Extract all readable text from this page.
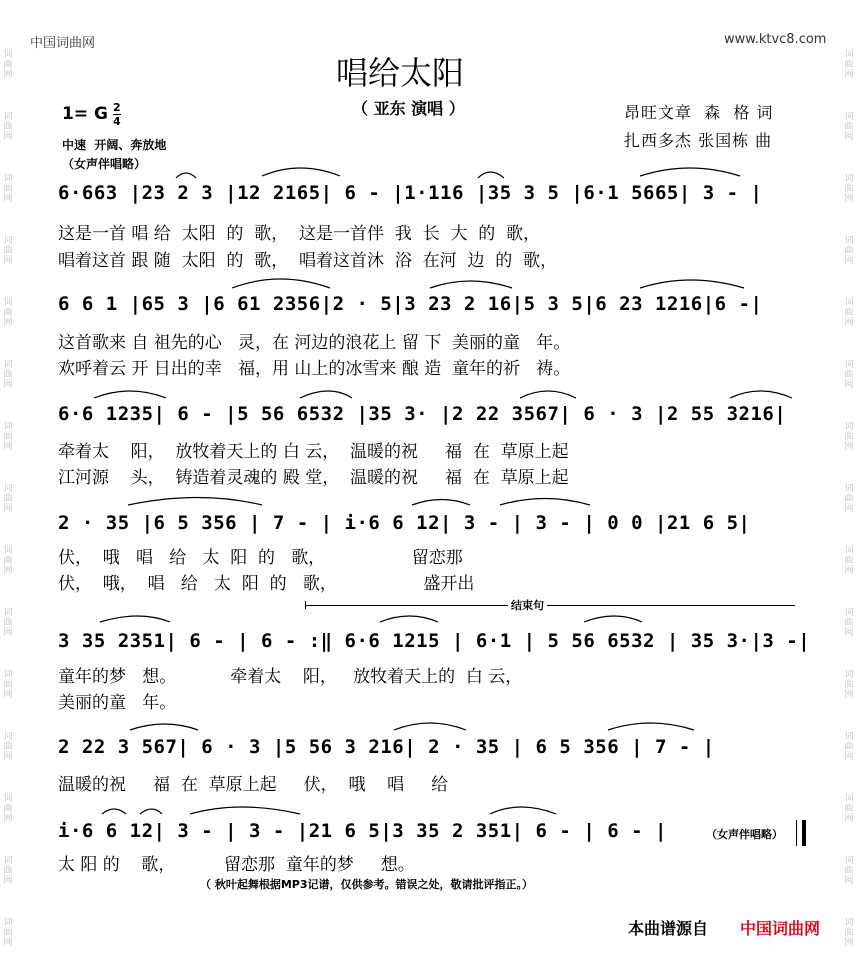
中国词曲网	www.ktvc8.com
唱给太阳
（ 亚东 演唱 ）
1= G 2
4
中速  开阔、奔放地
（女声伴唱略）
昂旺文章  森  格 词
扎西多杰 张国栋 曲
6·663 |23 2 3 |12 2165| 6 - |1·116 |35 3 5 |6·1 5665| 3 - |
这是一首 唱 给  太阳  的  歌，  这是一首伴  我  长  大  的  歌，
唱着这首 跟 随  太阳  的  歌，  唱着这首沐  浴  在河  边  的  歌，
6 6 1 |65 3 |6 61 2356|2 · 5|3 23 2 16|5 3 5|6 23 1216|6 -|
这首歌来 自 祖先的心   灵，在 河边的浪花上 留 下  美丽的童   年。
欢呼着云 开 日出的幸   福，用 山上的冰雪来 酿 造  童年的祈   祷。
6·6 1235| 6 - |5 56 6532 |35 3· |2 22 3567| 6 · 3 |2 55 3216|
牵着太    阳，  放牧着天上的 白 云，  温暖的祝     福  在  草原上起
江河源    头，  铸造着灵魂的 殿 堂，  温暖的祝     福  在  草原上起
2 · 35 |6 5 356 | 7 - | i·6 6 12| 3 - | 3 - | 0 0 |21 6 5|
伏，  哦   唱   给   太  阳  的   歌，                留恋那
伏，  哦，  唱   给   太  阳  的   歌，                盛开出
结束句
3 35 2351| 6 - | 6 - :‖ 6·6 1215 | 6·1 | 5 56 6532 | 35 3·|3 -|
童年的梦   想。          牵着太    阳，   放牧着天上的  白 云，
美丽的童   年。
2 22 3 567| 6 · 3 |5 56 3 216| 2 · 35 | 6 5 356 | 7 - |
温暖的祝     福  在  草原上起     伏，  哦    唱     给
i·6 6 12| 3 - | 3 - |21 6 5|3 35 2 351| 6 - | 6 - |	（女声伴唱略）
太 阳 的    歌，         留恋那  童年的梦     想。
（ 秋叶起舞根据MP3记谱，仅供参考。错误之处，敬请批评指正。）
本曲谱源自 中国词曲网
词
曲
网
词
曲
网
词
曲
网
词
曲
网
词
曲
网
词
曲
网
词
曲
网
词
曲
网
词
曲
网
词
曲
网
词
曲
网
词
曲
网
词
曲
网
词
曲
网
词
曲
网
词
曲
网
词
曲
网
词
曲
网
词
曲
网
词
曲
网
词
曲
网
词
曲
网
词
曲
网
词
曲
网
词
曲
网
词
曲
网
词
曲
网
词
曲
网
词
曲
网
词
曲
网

──────

GOAL OF THE EXERCISE - From the data above, copy each line where the string "女声伴唱略" appears.

THE ANSWER -
（女声伴唱略）
i·6 6 12| 3 - | 3 - |21 6 5|3 35 2 351| 6 - | 6 - |	（女声伴唱略）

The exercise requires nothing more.